> **GIVEN TASK**
Where a line contains the word "panel", copy that line.

----

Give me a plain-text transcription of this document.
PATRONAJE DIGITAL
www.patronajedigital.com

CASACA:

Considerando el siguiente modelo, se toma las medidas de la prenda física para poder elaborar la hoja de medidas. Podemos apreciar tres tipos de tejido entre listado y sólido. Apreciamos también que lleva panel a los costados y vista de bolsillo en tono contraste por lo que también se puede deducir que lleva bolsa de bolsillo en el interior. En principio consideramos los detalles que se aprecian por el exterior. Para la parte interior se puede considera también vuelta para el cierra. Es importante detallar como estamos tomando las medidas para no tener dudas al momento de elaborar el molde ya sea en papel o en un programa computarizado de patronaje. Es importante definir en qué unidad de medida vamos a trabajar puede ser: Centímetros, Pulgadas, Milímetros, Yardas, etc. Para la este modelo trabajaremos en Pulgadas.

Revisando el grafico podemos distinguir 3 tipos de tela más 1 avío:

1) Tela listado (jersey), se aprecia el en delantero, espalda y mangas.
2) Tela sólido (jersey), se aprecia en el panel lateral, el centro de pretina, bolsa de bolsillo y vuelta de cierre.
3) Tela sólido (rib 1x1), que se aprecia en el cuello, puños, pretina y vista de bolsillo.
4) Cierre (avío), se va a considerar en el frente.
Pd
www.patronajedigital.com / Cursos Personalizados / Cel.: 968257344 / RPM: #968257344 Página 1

----

> **FULL RESPONSE**
Considerando el siguiente modelo, se toma las medidas de la prenda física para poder elaborar la hoja de medidas. Podemos apreciar tres tipos de tejido entre listado y sólido. Apreciamos también que lleva panel a los costados y vista de bolsillo en tono contraste por lo que también se puede deducir que lleva bolsa de bolsillo en el interior. En principio consideramos los detalles que se aprecian por el exterior. Para la parte interior se puede considera también vuelta para el cierra. Es importante detallar como estamos tomando las medidas para no tener dudas al momento de elaborar el molde ya sea en papel o en un programa computarizado de patronaje. Es importante definir en qué unidad de medida vamos a trabajar puede ser: Centímetros, Pulgadas, Milímetros, Yardas, etc. Para la este modelo trabajaremos en Pulgadas.
2) Tela sólido (jersey), se aprecia en el panel lateral, el centro de pretina, bolsa de bolsillo y vuelta de cierre.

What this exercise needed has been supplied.